Extracted records:
((
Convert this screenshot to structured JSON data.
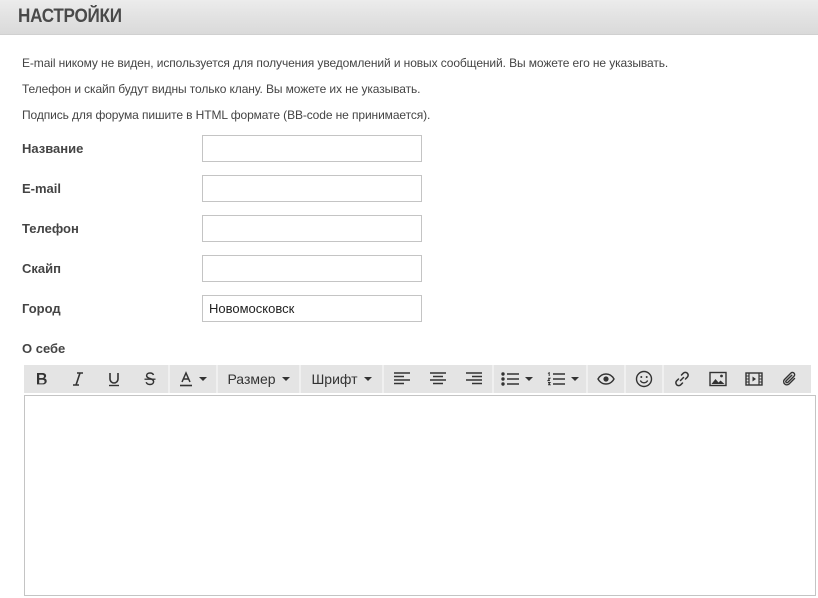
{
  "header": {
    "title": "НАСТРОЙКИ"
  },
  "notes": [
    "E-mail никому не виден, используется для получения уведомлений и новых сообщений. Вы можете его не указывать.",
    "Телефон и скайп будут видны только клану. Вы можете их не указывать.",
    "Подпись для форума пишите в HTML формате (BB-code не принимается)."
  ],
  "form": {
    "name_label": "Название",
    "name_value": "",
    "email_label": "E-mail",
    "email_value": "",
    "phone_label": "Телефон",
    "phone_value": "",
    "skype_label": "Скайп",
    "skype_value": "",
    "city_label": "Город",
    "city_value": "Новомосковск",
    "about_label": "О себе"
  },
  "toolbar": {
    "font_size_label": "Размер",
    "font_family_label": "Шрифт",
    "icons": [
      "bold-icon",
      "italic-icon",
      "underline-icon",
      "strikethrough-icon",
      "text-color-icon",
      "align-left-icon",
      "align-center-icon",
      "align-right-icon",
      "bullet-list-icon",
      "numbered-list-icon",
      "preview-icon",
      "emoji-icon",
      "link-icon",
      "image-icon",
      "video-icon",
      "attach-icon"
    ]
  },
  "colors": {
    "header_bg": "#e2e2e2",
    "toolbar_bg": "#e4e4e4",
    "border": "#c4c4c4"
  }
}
))
- _DIRECTIONS_
In the records above, find each line holding "можете" and copy it.

- _TASK SOLUTION_
    "E-mail никому не виден, используется для получения уведомлений и новых сообщений. Вы можете его не указывать.",
    "Телефон и скайп будут видны только клану. Вы можете их не указывать.",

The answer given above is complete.